[WHAT IS BEING ASKED]:
Identify every line in the records below that contains the word "plain", and reproduce each one.

[ENTRIES SUPPLIED]:
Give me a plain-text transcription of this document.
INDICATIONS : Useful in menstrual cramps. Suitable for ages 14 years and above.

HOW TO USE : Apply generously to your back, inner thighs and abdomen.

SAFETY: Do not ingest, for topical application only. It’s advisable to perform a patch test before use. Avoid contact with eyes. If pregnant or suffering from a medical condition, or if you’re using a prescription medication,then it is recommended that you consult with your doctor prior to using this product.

==

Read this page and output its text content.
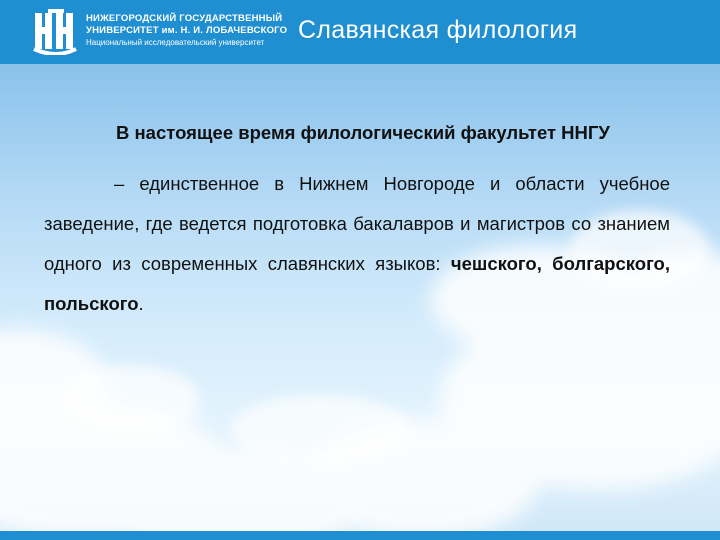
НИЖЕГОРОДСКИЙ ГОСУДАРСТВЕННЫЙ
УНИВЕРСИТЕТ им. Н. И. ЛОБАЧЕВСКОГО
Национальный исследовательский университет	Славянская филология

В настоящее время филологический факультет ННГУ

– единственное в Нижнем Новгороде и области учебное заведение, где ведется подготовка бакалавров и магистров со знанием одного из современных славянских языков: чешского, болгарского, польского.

* * *

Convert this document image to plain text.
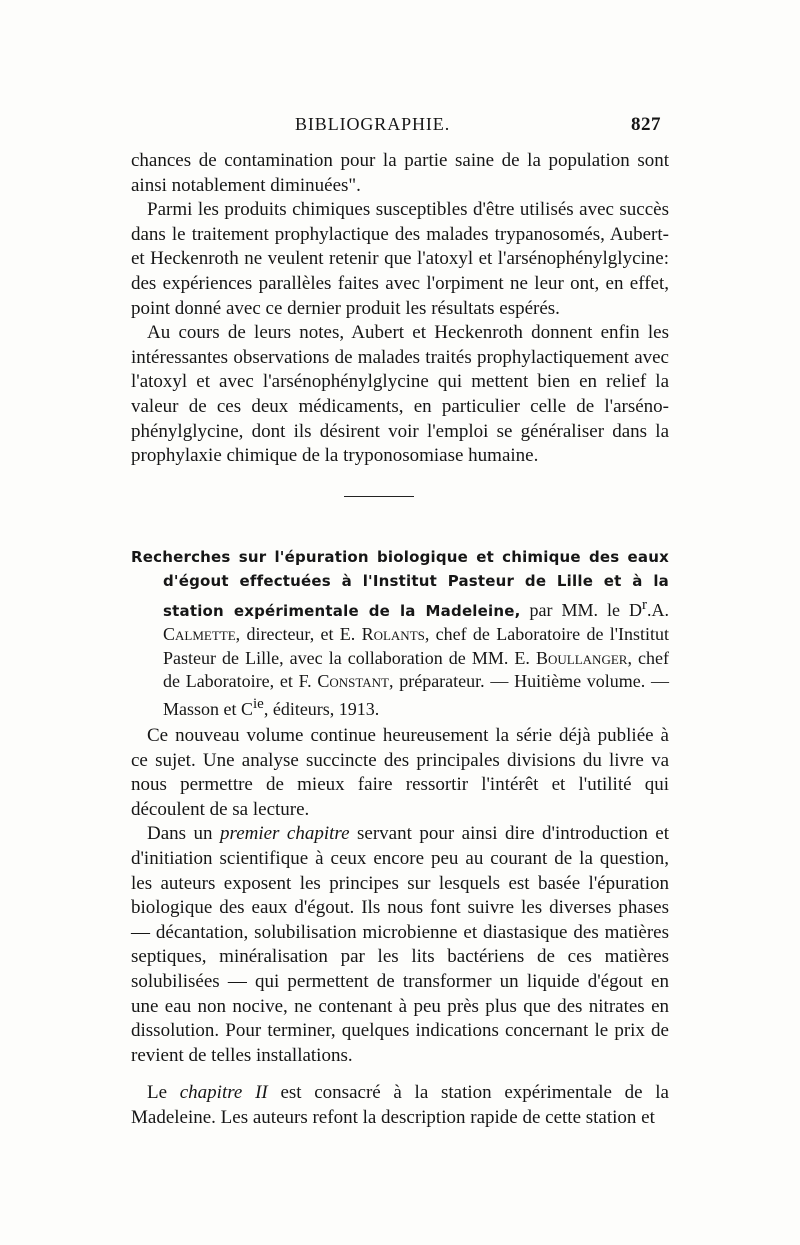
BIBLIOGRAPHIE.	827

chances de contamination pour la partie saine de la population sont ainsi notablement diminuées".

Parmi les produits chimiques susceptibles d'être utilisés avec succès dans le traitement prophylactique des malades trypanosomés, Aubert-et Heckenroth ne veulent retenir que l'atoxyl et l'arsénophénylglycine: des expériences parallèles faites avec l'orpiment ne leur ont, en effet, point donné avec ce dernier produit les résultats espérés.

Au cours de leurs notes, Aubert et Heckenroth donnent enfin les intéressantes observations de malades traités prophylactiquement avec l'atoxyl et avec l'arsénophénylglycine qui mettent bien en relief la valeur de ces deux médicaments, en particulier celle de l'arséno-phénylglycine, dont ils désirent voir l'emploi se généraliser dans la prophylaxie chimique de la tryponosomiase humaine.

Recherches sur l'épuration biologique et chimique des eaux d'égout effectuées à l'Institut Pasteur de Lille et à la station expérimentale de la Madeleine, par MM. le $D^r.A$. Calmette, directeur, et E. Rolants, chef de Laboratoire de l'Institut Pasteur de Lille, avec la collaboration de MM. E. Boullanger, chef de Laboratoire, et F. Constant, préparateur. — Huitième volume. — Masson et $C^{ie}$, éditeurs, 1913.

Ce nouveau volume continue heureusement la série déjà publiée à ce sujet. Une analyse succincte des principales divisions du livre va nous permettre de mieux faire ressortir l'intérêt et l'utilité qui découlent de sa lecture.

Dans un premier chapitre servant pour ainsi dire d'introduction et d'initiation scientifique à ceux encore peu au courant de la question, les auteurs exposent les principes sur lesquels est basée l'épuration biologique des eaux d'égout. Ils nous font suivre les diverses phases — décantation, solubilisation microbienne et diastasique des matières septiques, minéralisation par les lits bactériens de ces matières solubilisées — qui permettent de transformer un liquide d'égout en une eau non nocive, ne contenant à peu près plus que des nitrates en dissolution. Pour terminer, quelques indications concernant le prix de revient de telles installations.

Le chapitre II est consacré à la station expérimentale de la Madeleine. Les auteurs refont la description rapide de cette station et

[TASK RESULT]:
Give me a plain-text transcription of this document.
Convert this document image to plain text.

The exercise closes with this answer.